### Work to do
Exactly reproduce the lines that follow.

--- Start ---

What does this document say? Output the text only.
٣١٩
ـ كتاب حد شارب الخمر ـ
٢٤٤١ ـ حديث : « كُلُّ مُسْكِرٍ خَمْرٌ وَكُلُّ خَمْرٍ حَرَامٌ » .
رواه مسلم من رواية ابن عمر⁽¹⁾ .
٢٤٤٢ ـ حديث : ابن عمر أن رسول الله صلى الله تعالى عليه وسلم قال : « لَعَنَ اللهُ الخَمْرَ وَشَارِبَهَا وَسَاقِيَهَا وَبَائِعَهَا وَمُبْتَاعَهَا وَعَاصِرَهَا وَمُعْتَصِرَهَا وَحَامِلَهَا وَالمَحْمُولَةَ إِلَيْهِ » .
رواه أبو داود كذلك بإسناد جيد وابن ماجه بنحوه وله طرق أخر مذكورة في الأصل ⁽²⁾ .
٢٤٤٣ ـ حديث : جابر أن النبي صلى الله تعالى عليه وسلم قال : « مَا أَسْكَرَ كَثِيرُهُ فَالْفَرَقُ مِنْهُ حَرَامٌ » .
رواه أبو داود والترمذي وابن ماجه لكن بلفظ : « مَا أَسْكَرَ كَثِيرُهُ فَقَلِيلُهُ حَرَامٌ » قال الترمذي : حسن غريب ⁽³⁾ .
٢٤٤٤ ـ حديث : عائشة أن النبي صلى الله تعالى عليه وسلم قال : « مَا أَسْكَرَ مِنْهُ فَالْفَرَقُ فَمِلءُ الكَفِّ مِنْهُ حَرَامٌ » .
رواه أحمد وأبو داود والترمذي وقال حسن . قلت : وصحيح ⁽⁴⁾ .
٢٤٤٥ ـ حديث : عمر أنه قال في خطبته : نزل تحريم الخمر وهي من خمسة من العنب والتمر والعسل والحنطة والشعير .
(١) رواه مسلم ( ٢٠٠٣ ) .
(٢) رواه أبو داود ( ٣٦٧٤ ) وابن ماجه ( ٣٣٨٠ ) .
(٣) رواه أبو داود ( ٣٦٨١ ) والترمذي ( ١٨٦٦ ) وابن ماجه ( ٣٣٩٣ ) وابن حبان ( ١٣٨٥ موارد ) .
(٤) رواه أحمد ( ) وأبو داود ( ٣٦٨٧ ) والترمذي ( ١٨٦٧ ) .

--- End ---

### The completed task
What does this document say? Output the text only.
٣١٩
ـ كتاب حد شارب الخمر ـ
٢٤٤١ ـ حديث : « كُلُّ مُسْكِرٍ خَمْرٌ وَكُلُّ خَمْرٍ حَرَامٌ » .
رواه مسلم من رواية ابن عمر⁽¹⁾ .
٢٤٤٢ ـ حديث : ابن عمر أن رسول الله صلى الله تعالى عليه وسلم قال : « لَعَنَ اللهُ الخَمْرَ وَشَارِبَهَا وَسَاقِيَهَا وَبَائِعَهَا وَمُبْتَاعَهَا وَعَاصِرَهَا وَمُعْتَصِرَهَا وَحَامِلَهَا وَالمَحْمُولَةَ إِلَيْهِ » .
رواه أبو داود كذلك بإسناد جيد وابن ماجه بنحوه وله طرق أخر مذكورة في الأصل ⁽²⁾ .
٢٤٤٣ ـ حديث : جابر أن النبي صلى الله تعالى عليه وسلم قال : « مَا أَسْكَرَ كَثِيرُهُ فَالْفَرَقُ مِنْهُ حَرَامٌ » .
رواه أبو داود والترمذي وابن ماجه لكن بلفظ : « مَا أَسْكَرَ كَثِيرُهُ فَقَلِيلُهُ حَرَامٌ » قال الترمذي : حسن غريب ⁽³⁾ .
٢٤٤٤ ـ حديث : عائشة أن النبي صلى الله تعالى عليه وسلم قال : « مَا أَسْكَرَ مِنْهُ فَالْفَرَقُ فَمِلءُ الكَفِّ مِنْهُ حَرَامٌ » .
رواه أحمد وأبو داود والترمذي وقال حسن . قلت : وصحيح ⁽⁴⁾ .
٢٤٤٥ ـ حديث : عمر أنه قال في خطبته : نزل تحريم الخمر وهي من خمسة من العنب والتمر والعسل والحنطة والشعير .
(١) رواه مسلم ( ٢٠٠٣ ) .
(٢) رواه أبو داود ( ٣٦٧٤ ) وابن ماجه ( ٣٣٨٠ ) .
(٣) رواه أبو داود ( ٣٦٨١ ) والترمذي ( ١٨٦٦ ) وابن ماجه ( ٣٣٩٣ ) وابن حبان ( ١٣٨٥ موارد ) .
(٤) رواه أحمد ( ) وأبو داود ( ٣٦٨٧ ) والترمذي ( ١٨٦٧ ) .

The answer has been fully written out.